TASK TO CARRY OUT - Output all of the entries exactly as written.

== DATA SHOWN ==

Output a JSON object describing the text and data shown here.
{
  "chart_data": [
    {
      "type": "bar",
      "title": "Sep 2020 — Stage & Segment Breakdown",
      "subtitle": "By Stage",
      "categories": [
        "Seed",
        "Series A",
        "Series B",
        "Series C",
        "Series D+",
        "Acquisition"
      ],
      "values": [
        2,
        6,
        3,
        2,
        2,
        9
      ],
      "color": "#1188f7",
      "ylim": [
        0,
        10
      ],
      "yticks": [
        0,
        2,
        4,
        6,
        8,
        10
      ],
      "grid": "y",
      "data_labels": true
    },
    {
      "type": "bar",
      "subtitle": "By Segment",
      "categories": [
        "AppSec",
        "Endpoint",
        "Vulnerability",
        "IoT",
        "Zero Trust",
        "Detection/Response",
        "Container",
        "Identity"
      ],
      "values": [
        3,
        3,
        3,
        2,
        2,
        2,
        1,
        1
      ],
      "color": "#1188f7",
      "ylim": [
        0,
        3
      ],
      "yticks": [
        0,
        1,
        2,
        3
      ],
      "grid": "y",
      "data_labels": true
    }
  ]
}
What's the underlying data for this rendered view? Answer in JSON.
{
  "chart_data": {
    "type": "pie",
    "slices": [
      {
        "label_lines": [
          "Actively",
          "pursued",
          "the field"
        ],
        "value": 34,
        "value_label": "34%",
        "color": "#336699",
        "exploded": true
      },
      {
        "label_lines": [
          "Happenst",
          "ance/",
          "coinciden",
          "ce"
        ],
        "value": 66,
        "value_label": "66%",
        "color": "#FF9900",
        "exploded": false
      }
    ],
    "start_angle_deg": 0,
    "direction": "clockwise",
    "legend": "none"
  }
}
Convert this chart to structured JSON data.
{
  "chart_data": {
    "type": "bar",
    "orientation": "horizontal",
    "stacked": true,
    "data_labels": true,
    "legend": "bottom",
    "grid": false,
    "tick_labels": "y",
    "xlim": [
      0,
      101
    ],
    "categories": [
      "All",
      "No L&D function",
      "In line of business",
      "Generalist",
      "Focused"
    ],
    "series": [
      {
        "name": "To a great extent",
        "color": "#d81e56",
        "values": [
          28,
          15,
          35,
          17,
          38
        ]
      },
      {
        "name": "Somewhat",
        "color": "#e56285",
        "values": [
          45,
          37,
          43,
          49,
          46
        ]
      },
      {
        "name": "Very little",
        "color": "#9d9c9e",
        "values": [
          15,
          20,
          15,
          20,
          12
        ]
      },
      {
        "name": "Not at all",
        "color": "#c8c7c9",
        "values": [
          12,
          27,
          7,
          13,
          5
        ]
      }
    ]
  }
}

===

CORRECT RESULT -
Output a JSON object describing the text and data shown here.
{
  "chart_data": [
    {
      "type": "bar",
      "title": "Sep 2020 — Stage & Segment Breakdown",
      "subtitle": "By Stage",
      "categories": [
        "Seed",
        "Series A",
        "Series B",
        "Series C",
        "Series D+",
        "Acquisition"
      ],
      "values": [
        2,
        6,
        3,
        2,
        2,
        9
      ],
      "color": "#1188f7",
      "ylim": [
        0,
        10
      ],
      "yticks": [
        0,
        2,
        4,
        6,
        8,
        10
      ],
      "grid": "y",
      "data_labels": true
    },
    {
      "type": "bar",
      "subtitle": "By Segment",
      "categories": [
        "AppSec",
        "Endpoint",
        "Vulnerability",
        "IoT",
        "Zero Trust",
        "Detection/Response",
        "Container",
        "Identity"
      ],
      "values": [
        3,
        3,
        3,
        2,
        2,
        2,
        1,
        1
      ],
      "color": "#1188f7",
      "ylim": [
        0,
        3
      ],
      "yticks": [
        0,
        1,
        2,
        3
      ],
      "grid": "y",
      "data_labels": true
    }
  ]
}
What's the underlying data for this rendered view? Answer in JSON.
{
  "chart_data": {
    "type": "pie",
    "slices": [
      {
        "label_lines": [
          "Actively",
          "pursued",
          "the field"
        ],
        "value": 34,
        "value_label": "34%",
        "color": "#336699",
        "exploded": true
      },
      {
        "label_lines": [
          "Happenst",
          "ance/",
          "coinciden",
          "ce"
        ],
        "value": 66,
        "value_label": "66%",
        "color": "#FF9900",
        "exploded": false
      }
    ],
    "start_angle_deg": 0,
    "direction": "clockwise",
    "legend": "none"
  }
}
Convert this chart to structured JSON data.
{
  "chart_data": {
    "type": "bar",
    "orientation": "horizontal",
    "stacked": true,
    "data_labels": true,
    "legend": "bottom",
    "grid": false,
    "tick_labels": "y",
    "xlim": [
      0,
      101
    ],
    "categories": [
      "All",
      "No L&D function",
      "In line of business",
      "Generalist",
      "Focused"
    ],
    "series": [
      {
        "name": "To a great extent",
        "color": "#d81e56",
        "values": [
          28,
          15,
          35,
          17,
          38
        ]
      },
      {
        "name": "Somewhat",
        "color": "#e56285",
        "values": [
          45,
          37,
          43,
          49,
          46
        ]
      },
      {
        "name": "Very little",
        "color": "#9d9c9e",
        "values": [
          15,
          20,
          15,
          20,
          12
        ]
      },
      {
        "name": "Not at all",
        "color": "#c8c7c9",
        "values": [
          12,
          27,
          7,
          13,
          5
        ]
      }
    ]
  }
}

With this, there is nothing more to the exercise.